Top of Dataset extract
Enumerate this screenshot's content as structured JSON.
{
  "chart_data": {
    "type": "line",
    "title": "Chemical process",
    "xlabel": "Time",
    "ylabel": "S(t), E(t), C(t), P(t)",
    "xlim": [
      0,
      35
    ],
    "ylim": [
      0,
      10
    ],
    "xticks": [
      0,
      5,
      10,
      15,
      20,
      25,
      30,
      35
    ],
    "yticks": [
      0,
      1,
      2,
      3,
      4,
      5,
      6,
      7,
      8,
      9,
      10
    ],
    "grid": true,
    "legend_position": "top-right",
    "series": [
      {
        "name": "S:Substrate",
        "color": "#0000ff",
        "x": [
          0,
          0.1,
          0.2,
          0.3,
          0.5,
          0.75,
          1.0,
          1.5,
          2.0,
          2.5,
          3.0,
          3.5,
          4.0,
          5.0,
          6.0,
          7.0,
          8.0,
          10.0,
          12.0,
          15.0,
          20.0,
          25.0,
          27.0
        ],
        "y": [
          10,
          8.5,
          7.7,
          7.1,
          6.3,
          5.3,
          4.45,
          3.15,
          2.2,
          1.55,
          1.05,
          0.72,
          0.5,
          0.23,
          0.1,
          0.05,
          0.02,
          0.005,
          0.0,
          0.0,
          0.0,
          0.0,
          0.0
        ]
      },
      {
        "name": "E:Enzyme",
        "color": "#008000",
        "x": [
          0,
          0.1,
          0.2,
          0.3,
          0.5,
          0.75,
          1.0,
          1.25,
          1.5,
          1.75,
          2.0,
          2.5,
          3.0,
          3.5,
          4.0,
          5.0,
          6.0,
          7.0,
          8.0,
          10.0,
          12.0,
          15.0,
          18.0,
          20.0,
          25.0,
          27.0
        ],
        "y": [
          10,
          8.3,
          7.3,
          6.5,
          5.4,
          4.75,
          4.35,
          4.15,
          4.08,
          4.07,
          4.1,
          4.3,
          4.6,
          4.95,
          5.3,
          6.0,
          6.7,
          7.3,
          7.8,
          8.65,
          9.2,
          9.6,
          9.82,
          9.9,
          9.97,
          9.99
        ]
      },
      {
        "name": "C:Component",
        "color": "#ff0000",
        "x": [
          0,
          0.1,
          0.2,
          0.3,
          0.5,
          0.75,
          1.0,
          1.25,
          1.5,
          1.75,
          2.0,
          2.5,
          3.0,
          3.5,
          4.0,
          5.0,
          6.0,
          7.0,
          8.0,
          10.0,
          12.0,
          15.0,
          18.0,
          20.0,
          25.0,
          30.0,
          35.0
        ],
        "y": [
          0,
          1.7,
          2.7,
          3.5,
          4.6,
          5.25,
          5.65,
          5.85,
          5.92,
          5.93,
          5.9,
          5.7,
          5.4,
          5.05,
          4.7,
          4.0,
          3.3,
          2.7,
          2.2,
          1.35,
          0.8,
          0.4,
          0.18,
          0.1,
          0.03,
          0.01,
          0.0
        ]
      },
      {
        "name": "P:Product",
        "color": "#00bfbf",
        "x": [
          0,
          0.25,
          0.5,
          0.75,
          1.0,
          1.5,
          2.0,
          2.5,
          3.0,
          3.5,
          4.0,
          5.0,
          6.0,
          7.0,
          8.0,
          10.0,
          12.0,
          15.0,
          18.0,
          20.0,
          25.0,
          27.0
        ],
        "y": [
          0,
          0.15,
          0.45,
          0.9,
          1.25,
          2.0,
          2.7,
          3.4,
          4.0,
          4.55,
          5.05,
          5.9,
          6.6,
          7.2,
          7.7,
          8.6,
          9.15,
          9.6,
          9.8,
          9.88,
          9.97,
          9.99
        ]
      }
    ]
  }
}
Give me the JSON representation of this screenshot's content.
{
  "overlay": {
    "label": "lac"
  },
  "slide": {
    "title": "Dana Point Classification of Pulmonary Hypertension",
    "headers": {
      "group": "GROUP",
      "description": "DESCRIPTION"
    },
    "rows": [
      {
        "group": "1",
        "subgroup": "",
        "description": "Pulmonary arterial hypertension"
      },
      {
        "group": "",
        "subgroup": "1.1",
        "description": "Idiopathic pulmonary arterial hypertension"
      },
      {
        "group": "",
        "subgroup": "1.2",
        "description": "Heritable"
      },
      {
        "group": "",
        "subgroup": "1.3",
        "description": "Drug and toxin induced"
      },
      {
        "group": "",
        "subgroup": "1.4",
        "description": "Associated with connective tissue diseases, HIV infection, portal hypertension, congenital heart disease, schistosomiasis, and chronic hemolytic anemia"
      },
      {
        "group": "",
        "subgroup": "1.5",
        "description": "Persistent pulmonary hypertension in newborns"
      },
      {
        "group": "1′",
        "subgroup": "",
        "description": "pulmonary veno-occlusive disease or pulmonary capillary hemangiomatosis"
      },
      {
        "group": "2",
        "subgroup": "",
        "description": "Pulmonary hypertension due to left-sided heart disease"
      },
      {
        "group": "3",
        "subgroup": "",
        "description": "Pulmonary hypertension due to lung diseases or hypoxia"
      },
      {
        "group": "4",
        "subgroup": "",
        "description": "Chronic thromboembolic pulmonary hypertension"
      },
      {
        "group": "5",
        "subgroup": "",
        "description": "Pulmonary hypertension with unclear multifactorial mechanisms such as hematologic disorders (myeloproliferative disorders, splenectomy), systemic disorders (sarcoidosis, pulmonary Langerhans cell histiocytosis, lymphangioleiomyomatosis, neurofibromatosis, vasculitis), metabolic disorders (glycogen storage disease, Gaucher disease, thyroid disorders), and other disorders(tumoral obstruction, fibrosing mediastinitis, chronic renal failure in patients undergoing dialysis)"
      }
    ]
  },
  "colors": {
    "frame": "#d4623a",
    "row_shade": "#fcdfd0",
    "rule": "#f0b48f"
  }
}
Bottom of Dataset extract
[Exercise prompt] Lines of the material may hold the string "this". Copy each one that does.

[Response to the exercise]
Enumerate this screenshot's content as structured JSON.
Give me the JSON representation of this screenshot's content.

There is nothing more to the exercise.